Record set:
_ _ _ _ _ _ _

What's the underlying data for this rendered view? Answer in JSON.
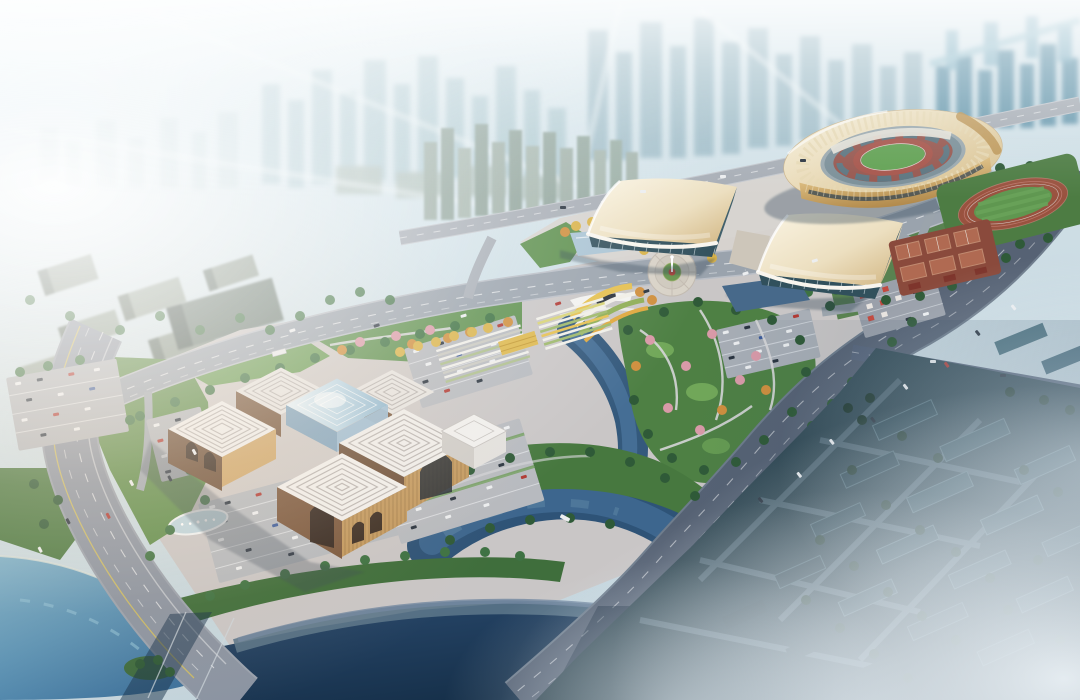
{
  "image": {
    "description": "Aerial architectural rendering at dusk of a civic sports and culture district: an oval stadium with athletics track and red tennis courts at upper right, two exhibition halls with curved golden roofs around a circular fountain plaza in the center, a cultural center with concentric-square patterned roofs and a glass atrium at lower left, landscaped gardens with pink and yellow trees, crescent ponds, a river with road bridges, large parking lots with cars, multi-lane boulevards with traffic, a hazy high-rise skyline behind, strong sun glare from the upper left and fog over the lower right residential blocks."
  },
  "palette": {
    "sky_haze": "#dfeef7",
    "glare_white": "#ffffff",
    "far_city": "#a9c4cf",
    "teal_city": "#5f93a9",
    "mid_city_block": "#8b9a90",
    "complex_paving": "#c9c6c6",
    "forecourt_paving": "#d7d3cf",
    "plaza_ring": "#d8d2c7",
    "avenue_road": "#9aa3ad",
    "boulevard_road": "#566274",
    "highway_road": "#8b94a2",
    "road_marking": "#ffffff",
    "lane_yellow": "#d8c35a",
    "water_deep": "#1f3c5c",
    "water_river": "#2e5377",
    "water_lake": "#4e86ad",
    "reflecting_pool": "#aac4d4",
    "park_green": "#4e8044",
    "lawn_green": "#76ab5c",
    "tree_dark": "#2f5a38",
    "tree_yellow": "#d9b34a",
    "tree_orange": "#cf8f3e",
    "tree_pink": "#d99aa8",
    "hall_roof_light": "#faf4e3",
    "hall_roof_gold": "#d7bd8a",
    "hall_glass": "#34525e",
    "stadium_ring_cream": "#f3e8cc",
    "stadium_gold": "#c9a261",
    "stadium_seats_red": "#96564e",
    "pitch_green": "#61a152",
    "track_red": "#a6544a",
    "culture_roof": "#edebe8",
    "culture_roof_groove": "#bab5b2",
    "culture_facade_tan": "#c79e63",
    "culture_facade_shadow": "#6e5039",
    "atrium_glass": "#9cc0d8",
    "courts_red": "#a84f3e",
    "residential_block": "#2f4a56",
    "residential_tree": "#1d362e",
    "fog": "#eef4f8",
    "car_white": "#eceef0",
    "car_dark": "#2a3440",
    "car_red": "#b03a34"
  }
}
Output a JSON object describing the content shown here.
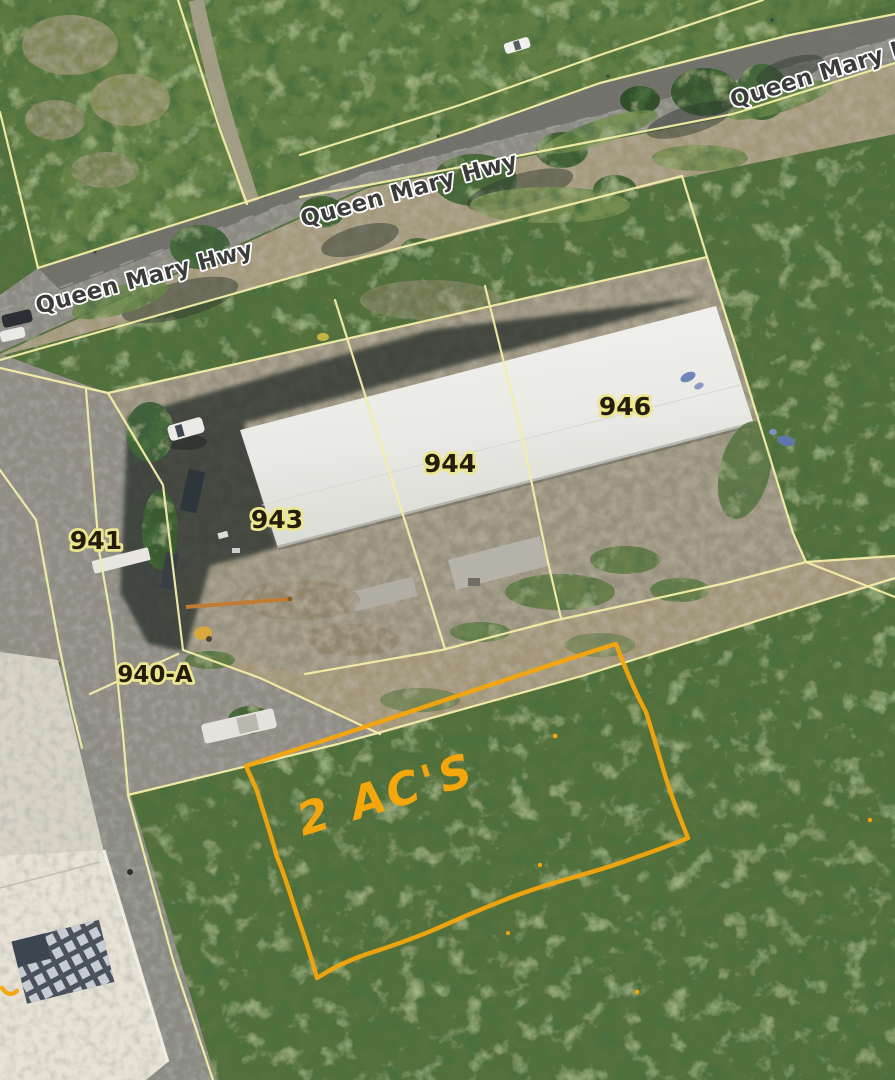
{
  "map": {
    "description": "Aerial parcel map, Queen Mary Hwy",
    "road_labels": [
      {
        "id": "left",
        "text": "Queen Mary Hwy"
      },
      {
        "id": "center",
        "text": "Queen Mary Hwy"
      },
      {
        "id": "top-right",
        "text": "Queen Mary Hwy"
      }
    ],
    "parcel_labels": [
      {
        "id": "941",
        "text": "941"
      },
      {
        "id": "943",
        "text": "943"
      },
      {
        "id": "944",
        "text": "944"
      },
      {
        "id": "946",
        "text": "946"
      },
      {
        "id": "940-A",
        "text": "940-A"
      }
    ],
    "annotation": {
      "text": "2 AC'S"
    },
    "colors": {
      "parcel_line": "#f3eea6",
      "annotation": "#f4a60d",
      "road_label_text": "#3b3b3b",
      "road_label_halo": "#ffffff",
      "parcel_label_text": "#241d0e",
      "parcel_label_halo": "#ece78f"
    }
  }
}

_ _ _ _ _ _ _

Go through the listing above and report how many of its lines contain the word "ffffff", with only the number as output.

Result of the task: 3